**Given passage**

------------------------

- Born: March 5, 1961 (age 65) Burbank, California, U.S.
- Height: 6 ft 0 in (183 cm)
- Weight: 183 lb (83 kg; 13 st 1 lb)
- Position: Defense
- Shot: Right
- Played for: Detroit Red Wings
- NHL draft: undrafted
- Playing career: 1985–1986

= Tim Friday =

American ice hockey player (born 1961)

Timothy J. Friday (born March 5, 1961) is an American retired ice hockey defenseman. He played in 23 games in the National Hockey League with the Detroit Red Wings during the 1985–86 season. Friday was on two championship teams, the RPI Engineers in the NCAA and the Adirondack Red Wings of the American Hockey League.

==Professional career==
===Minor league hockey===
Although he was born in California, Friday grew up in Framingham, Massachusetts. After graduating from Marian High School in 1979, where he was a star player, Friday decided to attend Rensselaer Polytechnic Institute and join their Division I ice hockey team, the Engineers. He was known for being a responsible defenseman in his own end of the ice and for finding the space for a quick pass up to the forwards. He played for the Engineers all four years he was at R.P.I. and helped lead them to an NCAA Championship in 1985. Friday posted his best numbers in 1985, amassing 34 points in 36 games.

===Reaching the NHL===
After the celebration at Rensselaer settled down, the celebration for Friday continued when the Detroit Red Wings signed him as a free agent on May 27, 1985. However, the celebration would be short-lived. After playing 23 games for Detroit, Friday was involved in a collision during a game against the Philadelphia Flyers on Dec 3, 1985. He injured his shoulder in the hit, but wanted to continue playing.

Detroit sent him down to their minor league affiliate the Adirondack Red Wings for the remainder of the 1985–86 season. There, Friday again found his form and contributed 33 points in the remaining 43 games, and in the playoffs recorded six assists as Adirondack won their second American Hockey League championship in six games over the Hershey Bears. However, Friday never let on at any time during the season that his shoulder was getting worse and after winning the Calder Cup, decided to retire, barring further injury.

------------------------

**What you will do**
Write out the passage from the Tim Friday biography word for word, starting at "Detroit sent him" and ending at "barring further injury.".

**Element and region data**
------------------------

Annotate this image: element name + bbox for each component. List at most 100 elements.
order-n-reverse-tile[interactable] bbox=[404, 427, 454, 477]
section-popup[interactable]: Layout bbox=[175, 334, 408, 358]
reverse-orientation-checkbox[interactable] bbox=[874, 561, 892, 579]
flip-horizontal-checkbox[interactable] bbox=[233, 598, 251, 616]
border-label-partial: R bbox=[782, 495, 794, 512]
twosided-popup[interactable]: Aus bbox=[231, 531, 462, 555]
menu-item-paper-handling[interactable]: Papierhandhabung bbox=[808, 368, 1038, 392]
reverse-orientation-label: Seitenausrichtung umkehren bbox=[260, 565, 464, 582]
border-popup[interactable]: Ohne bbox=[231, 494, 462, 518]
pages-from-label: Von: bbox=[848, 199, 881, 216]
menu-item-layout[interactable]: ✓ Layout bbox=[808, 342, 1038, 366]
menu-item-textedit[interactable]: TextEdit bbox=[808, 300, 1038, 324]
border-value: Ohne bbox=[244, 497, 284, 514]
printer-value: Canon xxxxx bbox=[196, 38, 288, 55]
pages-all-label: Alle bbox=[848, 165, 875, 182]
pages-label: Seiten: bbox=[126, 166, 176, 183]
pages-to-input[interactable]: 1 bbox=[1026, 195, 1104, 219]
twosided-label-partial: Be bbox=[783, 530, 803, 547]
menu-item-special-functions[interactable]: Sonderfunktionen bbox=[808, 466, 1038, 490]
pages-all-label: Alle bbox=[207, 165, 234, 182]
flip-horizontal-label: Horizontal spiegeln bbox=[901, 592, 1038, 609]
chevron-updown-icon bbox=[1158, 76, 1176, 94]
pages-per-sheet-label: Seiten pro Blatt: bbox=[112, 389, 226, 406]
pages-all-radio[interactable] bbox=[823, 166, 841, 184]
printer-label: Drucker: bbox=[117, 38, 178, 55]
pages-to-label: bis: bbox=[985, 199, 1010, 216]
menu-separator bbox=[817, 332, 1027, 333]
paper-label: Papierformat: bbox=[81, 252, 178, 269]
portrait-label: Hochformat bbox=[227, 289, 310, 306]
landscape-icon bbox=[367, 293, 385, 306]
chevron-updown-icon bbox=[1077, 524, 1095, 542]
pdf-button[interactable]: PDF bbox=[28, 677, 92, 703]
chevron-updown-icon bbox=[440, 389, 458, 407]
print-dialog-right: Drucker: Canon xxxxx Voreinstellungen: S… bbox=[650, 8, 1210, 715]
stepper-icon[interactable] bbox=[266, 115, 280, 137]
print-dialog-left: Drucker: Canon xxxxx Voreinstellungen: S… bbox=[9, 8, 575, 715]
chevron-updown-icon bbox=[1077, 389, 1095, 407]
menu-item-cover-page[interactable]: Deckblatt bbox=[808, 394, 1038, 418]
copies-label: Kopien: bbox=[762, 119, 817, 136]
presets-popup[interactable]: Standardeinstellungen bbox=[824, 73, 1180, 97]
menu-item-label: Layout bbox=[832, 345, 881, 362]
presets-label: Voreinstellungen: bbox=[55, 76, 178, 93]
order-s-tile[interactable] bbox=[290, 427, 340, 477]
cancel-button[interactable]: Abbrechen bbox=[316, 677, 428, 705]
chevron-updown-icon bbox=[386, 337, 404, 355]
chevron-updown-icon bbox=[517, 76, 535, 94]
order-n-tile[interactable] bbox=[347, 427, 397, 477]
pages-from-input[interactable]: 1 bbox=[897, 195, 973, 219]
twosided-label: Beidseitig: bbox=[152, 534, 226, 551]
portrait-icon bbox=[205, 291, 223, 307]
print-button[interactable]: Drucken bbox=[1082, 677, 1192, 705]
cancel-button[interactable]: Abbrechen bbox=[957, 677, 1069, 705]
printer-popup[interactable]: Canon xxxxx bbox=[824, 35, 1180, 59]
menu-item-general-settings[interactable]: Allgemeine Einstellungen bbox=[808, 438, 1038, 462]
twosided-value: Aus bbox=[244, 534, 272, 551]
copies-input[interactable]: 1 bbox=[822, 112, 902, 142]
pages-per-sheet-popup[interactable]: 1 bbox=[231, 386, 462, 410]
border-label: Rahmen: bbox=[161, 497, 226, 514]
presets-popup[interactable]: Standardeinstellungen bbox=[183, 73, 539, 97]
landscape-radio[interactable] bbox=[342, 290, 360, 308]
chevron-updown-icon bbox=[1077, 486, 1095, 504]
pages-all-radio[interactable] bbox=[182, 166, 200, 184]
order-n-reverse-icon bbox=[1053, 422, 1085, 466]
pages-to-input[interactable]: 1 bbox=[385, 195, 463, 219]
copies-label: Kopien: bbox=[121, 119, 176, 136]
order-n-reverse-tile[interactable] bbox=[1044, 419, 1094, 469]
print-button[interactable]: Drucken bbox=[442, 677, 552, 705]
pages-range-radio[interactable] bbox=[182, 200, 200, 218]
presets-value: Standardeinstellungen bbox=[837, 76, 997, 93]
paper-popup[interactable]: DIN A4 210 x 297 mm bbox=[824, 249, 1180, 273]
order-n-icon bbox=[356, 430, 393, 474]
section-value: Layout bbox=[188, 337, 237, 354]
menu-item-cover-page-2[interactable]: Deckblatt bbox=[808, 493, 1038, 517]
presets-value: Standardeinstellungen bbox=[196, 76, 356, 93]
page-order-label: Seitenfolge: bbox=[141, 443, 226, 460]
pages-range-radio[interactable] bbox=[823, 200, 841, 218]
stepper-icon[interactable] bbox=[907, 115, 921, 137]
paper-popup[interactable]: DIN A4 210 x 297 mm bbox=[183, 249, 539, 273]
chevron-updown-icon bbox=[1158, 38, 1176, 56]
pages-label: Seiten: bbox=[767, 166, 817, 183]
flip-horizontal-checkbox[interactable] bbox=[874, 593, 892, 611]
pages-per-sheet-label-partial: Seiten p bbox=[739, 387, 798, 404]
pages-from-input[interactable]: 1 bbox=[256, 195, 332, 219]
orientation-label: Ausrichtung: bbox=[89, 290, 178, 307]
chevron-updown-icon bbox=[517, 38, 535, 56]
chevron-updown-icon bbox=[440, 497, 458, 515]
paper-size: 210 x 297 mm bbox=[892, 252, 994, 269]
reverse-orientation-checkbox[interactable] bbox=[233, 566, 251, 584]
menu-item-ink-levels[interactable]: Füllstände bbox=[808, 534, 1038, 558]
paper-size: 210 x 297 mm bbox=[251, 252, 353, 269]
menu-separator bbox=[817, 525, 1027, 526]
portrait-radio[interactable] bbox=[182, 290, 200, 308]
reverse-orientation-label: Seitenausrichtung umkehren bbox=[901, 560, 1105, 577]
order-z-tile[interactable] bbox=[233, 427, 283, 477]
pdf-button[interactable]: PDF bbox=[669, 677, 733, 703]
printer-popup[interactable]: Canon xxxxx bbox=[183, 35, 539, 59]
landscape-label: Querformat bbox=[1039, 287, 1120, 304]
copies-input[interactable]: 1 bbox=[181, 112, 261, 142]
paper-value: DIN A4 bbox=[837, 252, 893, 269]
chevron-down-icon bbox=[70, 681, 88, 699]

------------------------

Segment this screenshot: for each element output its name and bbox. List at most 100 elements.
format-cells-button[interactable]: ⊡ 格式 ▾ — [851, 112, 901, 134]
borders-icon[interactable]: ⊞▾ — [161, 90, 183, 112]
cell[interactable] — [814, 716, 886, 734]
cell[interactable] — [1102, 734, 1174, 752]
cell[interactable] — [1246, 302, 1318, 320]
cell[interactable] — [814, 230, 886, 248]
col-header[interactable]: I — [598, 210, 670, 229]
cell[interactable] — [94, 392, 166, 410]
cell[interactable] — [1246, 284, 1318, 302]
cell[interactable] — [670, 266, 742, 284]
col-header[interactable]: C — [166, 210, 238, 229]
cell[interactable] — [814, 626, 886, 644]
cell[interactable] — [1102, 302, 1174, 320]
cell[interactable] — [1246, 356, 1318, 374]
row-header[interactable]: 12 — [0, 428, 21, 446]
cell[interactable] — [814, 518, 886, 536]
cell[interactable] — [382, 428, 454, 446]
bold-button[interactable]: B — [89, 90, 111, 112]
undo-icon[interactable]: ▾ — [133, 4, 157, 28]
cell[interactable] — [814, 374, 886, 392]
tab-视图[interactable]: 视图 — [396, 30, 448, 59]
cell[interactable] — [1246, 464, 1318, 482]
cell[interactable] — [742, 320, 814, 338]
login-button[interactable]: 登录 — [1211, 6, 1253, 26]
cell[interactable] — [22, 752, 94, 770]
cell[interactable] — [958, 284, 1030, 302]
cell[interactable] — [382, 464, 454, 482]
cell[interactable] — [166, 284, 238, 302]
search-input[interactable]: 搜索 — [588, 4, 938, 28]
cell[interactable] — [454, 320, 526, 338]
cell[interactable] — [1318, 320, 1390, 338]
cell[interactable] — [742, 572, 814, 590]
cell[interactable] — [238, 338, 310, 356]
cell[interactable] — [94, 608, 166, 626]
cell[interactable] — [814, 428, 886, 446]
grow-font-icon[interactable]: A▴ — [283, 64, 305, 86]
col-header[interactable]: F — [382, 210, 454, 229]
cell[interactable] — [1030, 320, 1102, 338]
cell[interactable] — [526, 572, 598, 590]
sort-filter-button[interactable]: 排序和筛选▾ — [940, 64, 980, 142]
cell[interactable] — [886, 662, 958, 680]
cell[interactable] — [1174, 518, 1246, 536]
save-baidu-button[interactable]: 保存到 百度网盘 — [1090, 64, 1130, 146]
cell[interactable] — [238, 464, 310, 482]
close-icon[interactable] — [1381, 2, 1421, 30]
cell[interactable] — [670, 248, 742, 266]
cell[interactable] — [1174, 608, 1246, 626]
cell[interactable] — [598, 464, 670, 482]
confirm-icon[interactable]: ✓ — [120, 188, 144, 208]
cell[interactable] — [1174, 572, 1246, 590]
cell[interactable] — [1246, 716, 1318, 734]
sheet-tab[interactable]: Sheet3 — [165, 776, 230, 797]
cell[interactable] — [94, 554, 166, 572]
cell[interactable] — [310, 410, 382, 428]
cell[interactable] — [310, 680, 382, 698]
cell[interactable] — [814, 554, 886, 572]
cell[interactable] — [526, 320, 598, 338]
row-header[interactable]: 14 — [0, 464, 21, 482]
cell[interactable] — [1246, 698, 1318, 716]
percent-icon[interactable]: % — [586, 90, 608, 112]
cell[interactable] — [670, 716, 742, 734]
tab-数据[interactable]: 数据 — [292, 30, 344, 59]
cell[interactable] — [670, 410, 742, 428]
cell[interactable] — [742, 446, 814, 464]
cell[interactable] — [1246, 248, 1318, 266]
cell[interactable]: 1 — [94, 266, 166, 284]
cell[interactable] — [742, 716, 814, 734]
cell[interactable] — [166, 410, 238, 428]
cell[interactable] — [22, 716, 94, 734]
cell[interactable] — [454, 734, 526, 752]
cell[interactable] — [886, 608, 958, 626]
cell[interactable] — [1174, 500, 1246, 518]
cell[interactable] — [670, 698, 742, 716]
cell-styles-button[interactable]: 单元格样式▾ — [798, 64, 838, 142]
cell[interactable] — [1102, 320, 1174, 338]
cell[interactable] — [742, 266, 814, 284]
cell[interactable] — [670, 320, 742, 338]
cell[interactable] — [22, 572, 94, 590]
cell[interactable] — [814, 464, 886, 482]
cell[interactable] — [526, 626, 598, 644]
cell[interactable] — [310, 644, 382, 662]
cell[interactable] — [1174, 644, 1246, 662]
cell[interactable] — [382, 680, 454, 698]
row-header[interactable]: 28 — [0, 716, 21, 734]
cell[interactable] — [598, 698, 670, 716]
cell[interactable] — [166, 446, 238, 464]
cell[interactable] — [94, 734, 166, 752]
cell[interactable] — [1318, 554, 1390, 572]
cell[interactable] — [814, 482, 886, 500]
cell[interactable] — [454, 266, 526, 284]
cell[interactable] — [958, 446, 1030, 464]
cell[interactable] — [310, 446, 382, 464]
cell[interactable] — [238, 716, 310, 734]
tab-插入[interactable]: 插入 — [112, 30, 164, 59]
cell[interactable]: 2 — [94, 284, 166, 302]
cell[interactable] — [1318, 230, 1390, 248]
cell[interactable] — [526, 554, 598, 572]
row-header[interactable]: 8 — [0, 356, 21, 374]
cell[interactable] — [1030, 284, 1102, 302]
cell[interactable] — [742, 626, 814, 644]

------------------------

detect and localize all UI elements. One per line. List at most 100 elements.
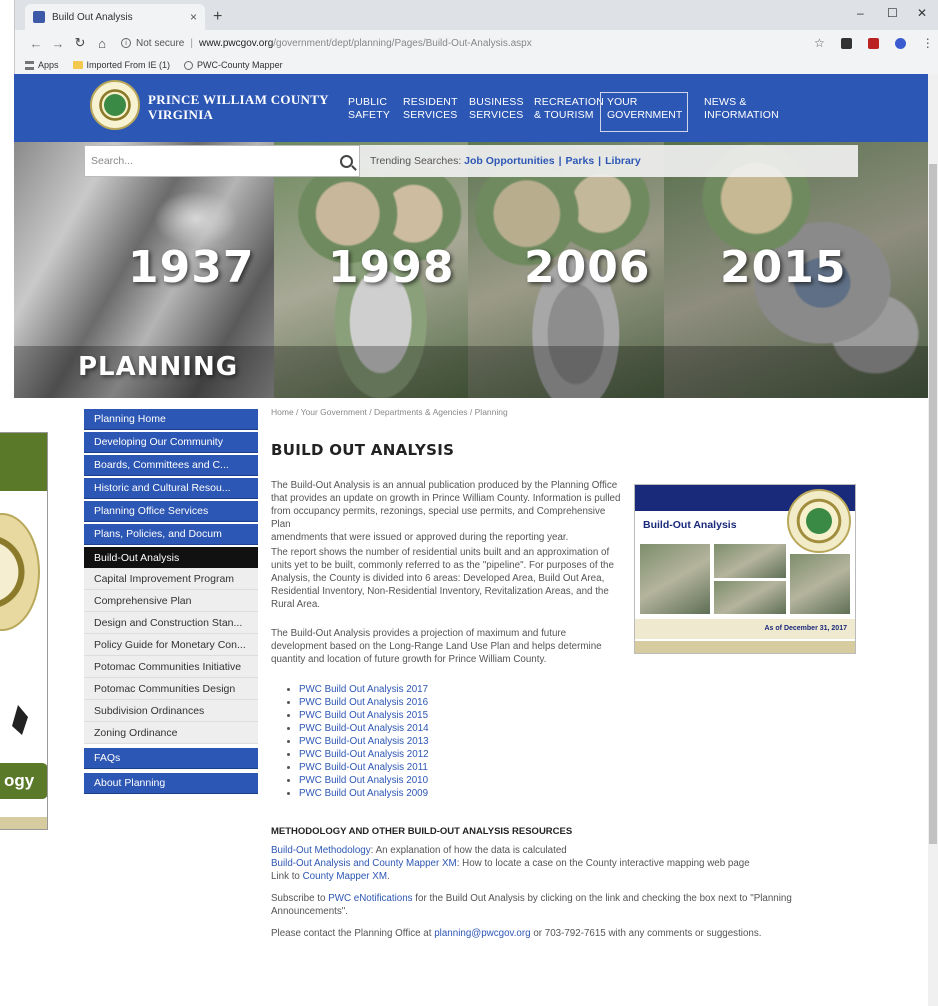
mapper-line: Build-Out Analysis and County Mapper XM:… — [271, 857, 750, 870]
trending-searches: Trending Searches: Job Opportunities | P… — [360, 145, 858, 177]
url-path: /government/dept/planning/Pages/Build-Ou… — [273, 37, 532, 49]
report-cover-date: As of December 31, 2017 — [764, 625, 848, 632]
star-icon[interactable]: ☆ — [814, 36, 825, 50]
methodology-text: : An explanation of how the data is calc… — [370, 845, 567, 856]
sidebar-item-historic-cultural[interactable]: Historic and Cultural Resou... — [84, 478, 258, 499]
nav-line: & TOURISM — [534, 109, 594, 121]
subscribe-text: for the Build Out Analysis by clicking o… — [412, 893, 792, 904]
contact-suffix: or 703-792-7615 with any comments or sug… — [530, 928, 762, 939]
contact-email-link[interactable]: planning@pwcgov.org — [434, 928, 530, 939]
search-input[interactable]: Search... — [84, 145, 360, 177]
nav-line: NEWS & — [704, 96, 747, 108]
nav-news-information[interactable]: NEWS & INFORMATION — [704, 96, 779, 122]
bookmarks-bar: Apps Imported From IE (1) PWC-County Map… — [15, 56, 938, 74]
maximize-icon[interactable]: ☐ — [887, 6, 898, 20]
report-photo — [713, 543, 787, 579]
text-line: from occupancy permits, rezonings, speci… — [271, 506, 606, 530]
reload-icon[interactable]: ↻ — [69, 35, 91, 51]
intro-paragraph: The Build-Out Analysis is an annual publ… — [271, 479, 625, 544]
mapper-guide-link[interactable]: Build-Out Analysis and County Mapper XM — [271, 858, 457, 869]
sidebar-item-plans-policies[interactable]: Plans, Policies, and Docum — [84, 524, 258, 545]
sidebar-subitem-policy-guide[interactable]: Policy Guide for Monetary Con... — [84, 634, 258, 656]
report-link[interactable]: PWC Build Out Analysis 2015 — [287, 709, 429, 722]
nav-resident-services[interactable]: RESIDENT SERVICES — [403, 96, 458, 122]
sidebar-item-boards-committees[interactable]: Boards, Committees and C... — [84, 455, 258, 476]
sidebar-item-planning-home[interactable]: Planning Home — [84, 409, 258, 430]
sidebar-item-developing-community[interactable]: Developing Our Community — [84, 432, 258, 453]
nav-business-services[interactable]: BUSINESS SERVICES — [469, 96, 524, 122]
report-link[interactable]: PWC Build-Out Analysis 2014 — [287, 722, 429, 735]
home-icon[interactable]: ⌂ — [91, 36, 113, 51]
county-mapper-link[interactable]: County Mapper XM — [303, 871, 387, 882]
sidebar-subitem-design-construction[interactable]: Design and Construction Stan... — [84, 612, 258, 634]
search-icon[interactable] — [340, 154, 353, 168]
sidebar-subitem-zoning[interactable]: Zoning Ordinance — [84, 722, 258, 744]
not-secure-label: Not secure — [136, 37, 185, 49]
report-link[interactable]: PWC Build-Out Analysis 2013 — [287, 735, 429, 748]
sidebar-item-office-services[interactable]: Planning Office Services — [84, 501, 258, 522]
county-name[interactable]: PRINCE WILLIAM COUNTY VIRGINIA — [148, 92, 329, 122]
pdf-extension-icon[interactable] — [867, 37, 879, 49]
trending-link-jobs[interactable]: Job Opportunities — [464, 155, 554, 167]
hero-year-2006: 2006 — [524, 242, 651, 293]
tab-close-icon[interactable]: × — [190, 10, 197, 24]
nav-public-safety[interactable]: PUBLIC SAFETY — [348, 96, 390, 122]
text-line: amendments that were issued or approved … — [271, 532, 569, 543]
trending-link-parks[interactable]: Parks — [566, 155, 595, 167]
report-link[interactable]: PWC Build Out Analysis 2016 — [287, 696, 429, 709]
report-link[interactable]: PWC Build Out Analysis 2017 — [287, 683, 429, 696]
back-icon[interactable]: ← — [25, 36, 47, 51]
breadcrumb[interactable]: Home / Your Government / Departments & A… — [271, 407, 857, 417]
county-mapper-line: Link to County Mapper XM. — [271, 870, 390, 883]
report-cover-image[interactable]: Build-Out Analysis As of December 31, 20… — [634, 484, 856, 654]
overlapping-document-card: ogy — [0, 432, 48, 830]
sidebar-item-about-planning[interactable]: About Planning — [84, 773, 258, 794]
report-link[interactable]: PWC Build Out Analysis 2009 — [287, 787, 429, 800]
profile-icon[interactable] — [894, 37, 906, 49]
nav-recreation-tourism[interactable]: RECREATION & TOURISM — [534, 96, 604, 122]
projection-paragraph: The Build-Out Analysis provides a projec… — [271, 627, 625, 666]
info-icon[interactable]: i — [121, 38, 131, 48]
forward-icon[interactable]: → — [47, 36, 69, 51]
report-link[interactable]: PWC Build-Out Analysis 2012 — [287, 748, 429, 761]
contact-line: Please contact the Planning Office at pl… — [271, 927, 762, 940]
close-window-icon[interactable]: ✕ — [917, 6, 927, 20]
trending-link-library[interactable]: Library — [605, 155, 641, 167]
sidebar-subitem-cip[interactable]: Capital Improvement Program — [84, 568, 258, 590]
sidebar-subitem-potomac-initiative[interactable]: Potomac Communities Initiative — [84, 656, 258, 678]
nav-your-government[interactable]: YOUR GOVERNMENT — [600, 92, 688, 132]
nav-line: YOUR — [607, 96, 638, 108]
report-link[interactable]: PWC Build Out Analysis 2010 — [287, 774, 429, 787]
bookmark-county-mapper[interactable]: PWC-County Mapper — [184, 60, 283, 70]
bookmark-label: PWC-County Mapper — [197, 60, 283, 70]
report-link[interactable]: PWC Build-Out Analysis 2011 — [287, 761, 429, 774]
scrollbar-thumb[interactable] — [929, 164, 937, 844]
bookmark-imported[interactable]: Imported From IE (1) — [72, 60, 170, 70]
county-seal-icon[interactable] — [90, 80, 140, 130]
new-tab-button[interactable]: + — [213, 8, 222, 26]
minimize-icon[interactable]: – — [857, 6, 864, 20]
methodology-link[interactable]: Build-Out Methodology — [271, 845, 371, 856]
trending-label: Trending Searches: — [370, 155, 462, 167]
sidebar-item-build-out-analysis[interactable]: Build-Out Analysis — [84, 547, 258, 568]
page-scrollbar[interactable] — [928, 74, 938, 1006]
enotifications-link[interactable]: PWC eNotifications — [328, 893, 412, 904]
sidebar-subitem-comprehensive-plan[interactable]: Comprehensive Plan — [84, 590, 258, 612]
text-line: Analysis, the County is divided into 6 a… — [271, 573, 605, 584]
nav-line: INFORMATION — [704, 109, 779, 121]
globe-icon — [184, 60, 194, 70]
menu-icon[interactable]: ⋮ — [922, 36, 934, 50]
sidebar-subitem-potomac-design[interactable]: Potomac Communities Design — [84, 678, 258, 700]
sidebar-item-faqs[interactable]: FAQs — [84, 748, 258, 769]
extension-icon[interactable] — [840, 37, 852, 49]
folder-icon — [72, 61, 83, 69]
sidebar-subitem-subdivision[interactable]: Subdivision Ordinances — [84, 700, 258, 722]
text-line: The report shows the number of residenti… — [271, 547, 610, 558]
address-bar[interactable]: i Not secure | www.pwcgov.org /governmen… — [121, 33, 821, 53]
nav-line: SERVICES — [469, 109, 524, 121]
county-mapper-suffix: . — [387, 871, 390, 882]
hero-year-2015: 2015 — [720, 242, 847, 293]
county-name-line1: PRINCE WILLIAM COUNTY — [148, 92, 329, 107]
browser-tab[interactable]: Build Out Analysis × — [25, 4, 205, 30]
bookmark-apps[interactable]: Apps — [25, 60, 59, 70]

------------------------

**The output**
Detroit sent him down to their minor league affiliate the Adirondack Red Wings for the remainder of the 1985–86 season. There, Friday again found his form and contributed 33 points in the remaining 43 games, and in the playoffs recorded six assists as Adirondack won their second American Hockey League championship in six games over the Hershey Bears. However, Friday never let on at any time during the season that his shoulder was getting worse and after winning the Calder Cup, decided to retire, barring further injury.